PROVIDED ENTRIES –
☆ ☆ ☆ ☆
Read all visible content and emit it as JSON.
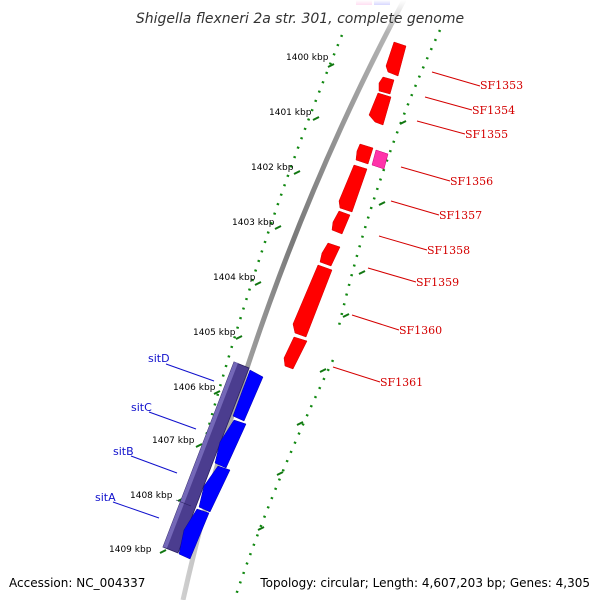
{
  "title": "Shigella flexneri 2a str. 301, complete genome",
  "footer": {
    "accession": "Accession: NC_004337",
    "topology": "Topology: circular; Length: 4,607,203 bp; Genes: 4,305"
  },
  "ruler_ticks": [
    "1400 kbp",
    "1401 kbp",
    "1402 kbp",
    "1403 kbp",
    "1404 kbp",
    "1405 kbp",
    "1406 kbp",
    "1407 kbp",
    "1408 kbp",
    "1409 kbp"
  ],
  "genes_reverse": [
    "SF1353",
    "SF1354",
    "SF1355",
    "SF1356",
    "SF1357",
    "SF1358",
    "SF1359",
    "SF1360",
    "SF1361"
  ],
  "genes_forward": [
    "sitD",
    "sitC",
    "sitB",
    "sitA"
  ],
  "colors": {
    "reverse_strand_gene": "#ff0000",
    "forward_strand_gene": "#0000ff",
    "pseudo_gene": "#ff33aa",
    "operon_block": "#4b3d8f",
    "dots": "#118811",
    "backbone": "#888888"
  }
}
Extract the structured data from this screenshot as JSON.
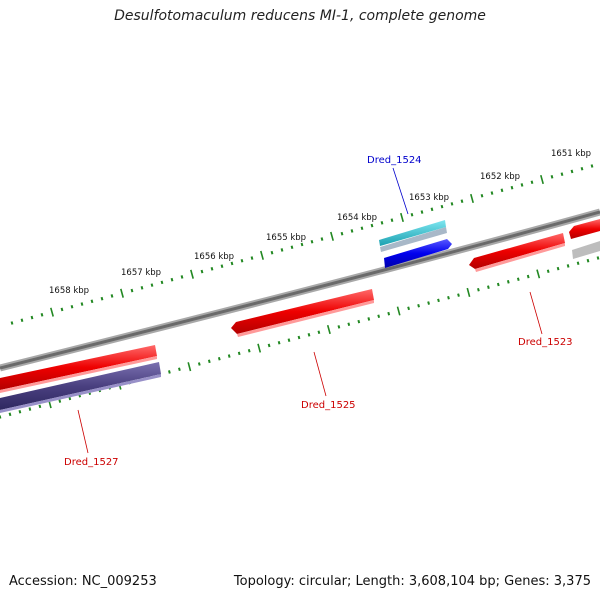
{
  "title": "Desulfotomaculum reducens MI-1, complete genome",
  "footer": {
    "accession": "Accession: NC_009253",
    "summary": "Topology: circular; Length: 3,608,104 bp; Genes: 3,375"
  },
  "colors": {
    "forward_gene": "#ee0000",
    "reverse_gene": "#ee0000",
    "rna_gene": "#2ab8c8",
    "other_gene": "#0000ee",
    "complement_gene": "#4a4080",
    "backbone": "#808080",
    "tick": "#228822",
    "label_blue": "#0000cc",
    "label_red": "#cc0000"
  },
  "ticks": [
    "1651 kbp",
    "1652 kbp",
    "1653 kbp",
    "1654 kbp",
    "1655 kbp",
    "1656 kbp",
    "1657 kbp",
    "1658 kbp"
  ],
  "genes": [
    {
      "label": "Dred_1523",
      "color": "red"
    },
    {
      "label": "Dred_1524",
      "color": "blue"
    },
    {
      "label": "Dred_1525",
      "color": "red"
    },
    {
      "label": "Dred_1527",
      "color": "red"
    }
  ]
}
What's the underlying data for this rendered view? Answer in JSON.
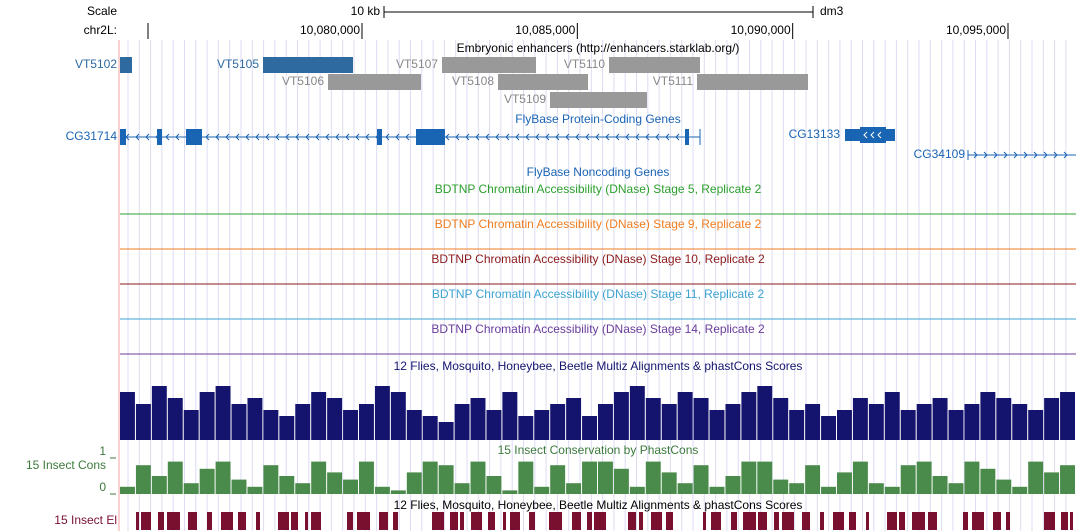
{
  "ruler": {
    "scale_label": "Scale",
    "scale_bar_label": "10 kb",
    "assembly": "dm3",
    "chrom_label": "chr2L:",
    "ticks": [
      {
        "value": 10080000,
        "label": "10,080,000"
      },
      {
        "value": 10085000,
        "label": "10,085,000"
      },
      {
        "value": 10090000,
        "label": "10,090,000"
      },
      {
        "value": 10095000,
        "label": "10,095,000"
      }
    ]
  },
  "tracks": {
    "enhancers": {
      "title": "Embryonic enhancers (http://enhancers.starklab.org/)",
      "items": [
        "VT5102",
        "VT5105",
        "VT5107",
        "VT5110",
        "VT5106",
        "VT5108",
        "VT5111",
        "VT5109"
      ]
    },
    "protein_coding_genes": {
      "title": "FlyBase Protein-Coding Genes",
      "genes": [
        "CG31714",
        "CG13133",
        "CG34109"
      ]
    },
    "noncoding_genes": {
      "title": "FlyBase Noncoding Genes"
    },
    "dnase": [
      {
        "title": "BDTNP Chromatin Accessibility (DNase) Stage 5, Replicate 2",
        "color": "#2ca02c"
      },
      {
        "title": "BDTNP Chromatin Accessibility (DNase) Stage 9, Replicate 2",
        "color": "#f07d20"
      },
      {
        "title": "BDTNP Chromatin Accessibility (DNase) Stage 10, Replicate 2",
        "color": "#8b1a1a"
      },
      {
        "title": "BDTNP Chromatin Accessibility (DNase) Stage 11, Replicate 2",
        "color": "#3ba3d0"
      },
      {
        "title": "BDTNP Chromatin Accessibility (DNase) Stage 14, Replicate 2",
        "color": "#6a3d9a"
      }
    ],
    "multiz": {
      "title": "12 Flies, Mosquito, Honeybee, Beetle Multiz Alignments & phastCons Scores",
      "color": "#14146e",
      "values": [
        0.8,
        0.6,
        0.9,
        0.7,
        0.5,
        0.8,
        0.9,
        0.6,
        0.7,
        0.5,
        0.4,
        0.6,
        0.8,
        0.7,
        0.5,
        0.6,
        0.9,
        0.8,
        0.5,
        0.4,
        0.3,
        0.6,
        0.7,
        0.5,
        0.8,
        0.4,
        0.5,
        0.6,
        0.7,
        0.4,
        0.6,
        0.8,
        0.9,
        0.7,
        0.6,
        0.8,
        0.7,
        0.5,
        0.6,
        0.8,
        0.9,
        0.7,
        0.5,
        0.6,
        0.4,
        0.5,
        0.7,
        0.6,
        0.8,
        0.5,
        0.6,
        0.7,
        0.5,
        0.6,
        0.8,
        0.7,
        0.6,
        0.5,
        0.7,
        0.8
      ]
    },
    "phastcons": {
      "title": "15 Insect Conservation by PhastCons",
      "label": "15 Insect Cons",
      "color": "#4a8a4a",
      "ylim": [
        0,
        1
      ],
      "yticks": [
        0,
        1
      ],
      "values": [
        0.2,
        0.8,
        0.5,
        0.9,
        0.3,
        0.7,
        0.9,
        0.4,
        0.2,
        0.8,
        0.5,
        0.3,
        0.9,
        0.6,
        0.4,
        0.9,
        0.2,
        0.1,
        0.6,
        0.9,
        0.8,
        0.3,
        0.9,
        0.5,
        0.1,
        0.9,
        0.2,
        0.8,
        0.3,
        0.9,
        0.9,
        0.7,
        0.2,
        0.9,
        0.6,
        0.3,
        0.8,
        0.2,
        0.5,
        0.9,
        0.9,
        0.4,
        0.3,
        0.8,
        0.2,
        0.6,
        0.9,
        0.3,
        0.2,
        0.8,
        0.9,
        0.5,
        0.3,
        0.9,
        0.7,
        0.4,
        0.2,
        0.9,
        0.6,
        0.8
      ]
    },
    "elements": {
      "title": "12 Flies, Mosquito, Honeybee, Beetle Multiz Alignments & phastCons Scores",
      "label": "15 Insect El",
      "color": "#7a1030"
    }
  }
}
☆ ☆ ☆ ☆
TASK DESCRIPTION –
Only the records themselves, retyped exactly, belong in the answer; please leave all images behind.

YOUR RESPONSE –
Read all visible content and emit it as JSON.
{
  "title": "Shigella flexneri 2a str. 301, complete genome",
  "footer": {
    "accession": "Accession: NC_004337",
    "topology": "Topology: circular; Length: 4,607,203 bp; Genes: 4,305"
  },
  "ruler_ticks": [
    "1400 kbp",
    "1401 kbp",
    "1402 kbp",
    "1403 kbp",
    "1404 kbp",
    "1405 kbp",
    "1406 kbp",
    "1407 kbp",
    "1408 kbp",
    "1409 kbp"
  ],
  "genes_reverse": [
    "SF1353",
    "SF1354",
    "SF1355",
    "SF1356",
    "SF1357",
    "SF1358",
    "SF1359",
    "SF1360",
    "SF1361"
  ],
  "genes_forward": [
    "sitD",
    "sitC",
    "sitB",
    "sitA"
  ],
  "colors": {
    "reverse_strand_gene": "#ff0000",
    "forward_strand_gene": "#0000ff",
    "pseudo_gene": "#ff33aa",
    "operon_block": "#4b3d8f",
    "dots": "#118811",
    "backbone": "#888888"
  }
}
Extract the structured data from this screenshot as JSON.
{
  "title": "Desulfotomaculum reducens MI-1, complete genome",
  "footer": {
    "accession": "Accession: NC_009253",
    "summary": "Topology: circular; Length: 3,608,104 bp; Genes: 3,375"
  },
  "colors": {
    "forward_gene": "#ee0000",
    "reverse_gene": "#ee0000",
    "rna_gene": "#2ab8c8",
    "other_gene": "#0000ee",
    "complement_gene": "#4a4080",
    "backbone": "#808080",
    "tick": "#228822",
    "label_blue": "#0000cc",
    "label_red": "#cc0000"
  },
  "ticks": [
    "1651 kbp",
    "1652 kbp",
    "1653 kbp",
    "1654 kbp",
    "1655 kbp",
    "1656 kbp",
    "1657 kbp",
    "1658 kbp"
  ],
  "genes": [
    {
      "label": "Dred_1523",
      "color": "red"
    },
    {
      "label": "Dred_1524",
      "color": "blue"
    },
    {
      "label": "Dred_1525",
      "color": "red"
    },
    {
      "label": "Dred_1527",
      "color": "red"
    }
  ]
}
What's the underlying data for this rendered view? Answer in JSON.
{
  "ruler": {
    "scale_label": "Scale",
    "scale_bar_label": "10 kb",
    "assembly": "dm3",
    "chrom_label": "chr2L:",
    "ticks": [
      {
        "value": 10080000,
        "label": "10,080,000"
      },
      {
        "value": 10085000,
        "label": "10,085,000"
      },
      {
        "value": 10090000,
        "label": "10,090,000"
      },
      {
        "value": 10095000,
        "label": "10,095,000"
      }
    ]
  },
  "tracks": {
    "enhancers": {
      "title": "Embryonic enhancers (http://enhancers.starklab.org/)",
      "items": [
        "VT5102",
        "VT5105",
        "VT5107",
        "VT5110",
        "VT5106",
        "VT5108",
        "VT5111",
        "VT5109"
      ]
    },
    "protein_coding_genes": {
      "title": "FlyBase Protein-Coding Genes",
      "genes": [
        "CG31714",
        "CG13133",
        "CG34109"
      ]
    },
    "noncoding_genes": {
      "title": "FlyBase Noncoding Genes"
    },
    "dnase": [
      {
        "title": "BDTNP Chromatin Accessibility (DNase) Stage 5, Replicate 2",
        "color": "#2ca02c"
      },
      {
        "title": "BDTNP Chromatin Accessibility (DNase) Stage 9, Replicate 2",
        "color": "#f07d20"
      },
      {
        "title": "BDTNP Chromatin Accessibility (DNase) Stage 10, Replicate 2",
        "color": "#8b1a1a"
      },
      {
        "title": "BDTNP Chromatin Accessibility (DNase) Stage 11, Replicate 2",
        "color": "#3ba3d0"
      },
      {
        "title": "BDTNP Chromatin Accessibility (DNase) Stage 14, Replicate 2",
        "color": "#6a3d9a"
      }
    ],
    "multiz": {
      "title": "12 Flies, Mosquito, Honeybee, Beetle Multiz Alignments & phastCons Scores",
      "color": "#14146e",
      "values": [
        0.8,
        0.6,
        0.9,
        0.7,
        0.5,
        0.8,
        0.9,
        0.6,
        0.7,
        0.5,
        0.4,
        0.6,
        0.8,
        0.7,
        0.5,
        0.6,
        0.9,
        0.8,
        0.5,
        0.4,
        0.3,
        0.6,
        0.7,
        0.5,
        0.8,
        0.4,
        0.5,
        0.6,
        0.7,
        0.4,
        0.6,
        0.8,
        0.9,
        0.7,
        0.6,
        0.8,
        0.7,
        0.5,
        0.6,
        0.8,
        0.9,
        0.7,
        0.5,
        0.6,
        0.4,
        0.5,
        0.7,
        0.6,
        0.8,
        0.5,
        0.6,
        0.7,
        0.5,
        0.6,
        0.8,
        0.7,
        0.6,
        0.5,
        0.7,
        0.8
      ]
    },
    "phastcons": {
      "title": "15 Insect Conservation by PhastCons",
      "label": "15 Insect Cons",
      "color": "#4a8a4a",
      "ylim": [
        0,
        1
      ],
      "yticks": [
        0,
        1
      ],
      "values": [
        0.2,
        0.8,
        0.5,
        0.9,
        0.3,
        0.7,
        0.9,
        0.4,
        0.2,
        0.8,
        0.5,
        0.3,
        0.9,
        0.6,
        0.4,
        0.9,
        0.2,
        0.1,
        0.6,
        0.9,
        0.8,
        0.3,
        0.9,
        0.5,
        0.1,
        0.9,
        0.2,
        0.8,
        0.3,
        0.9,
        0.9,
        0.7,
        0.2,
        0.9,
        0.6,
        0.3,
        0.8,
        0.2,
        0.5,
        0.9,
        0.9,
        0.4,
        0.3,
        0.8,
        0.2,
        0.6,
        0.9,
        0.3,
        0.2,
        0.8,
        0.9,
        0.5,
        0.3,
        0.9,
        0.7,
        0.4,
        0.2,
        0.9,
        0.6,
        0.8
      ]
    },
    "elements": {
      "title": "12 Flies, Mosquito, Honeybee, Beetle Multiz Alignments & phastCons Scores",
      "label": "15 Insect El",
      "color": "#7a1030"
    }
  }
}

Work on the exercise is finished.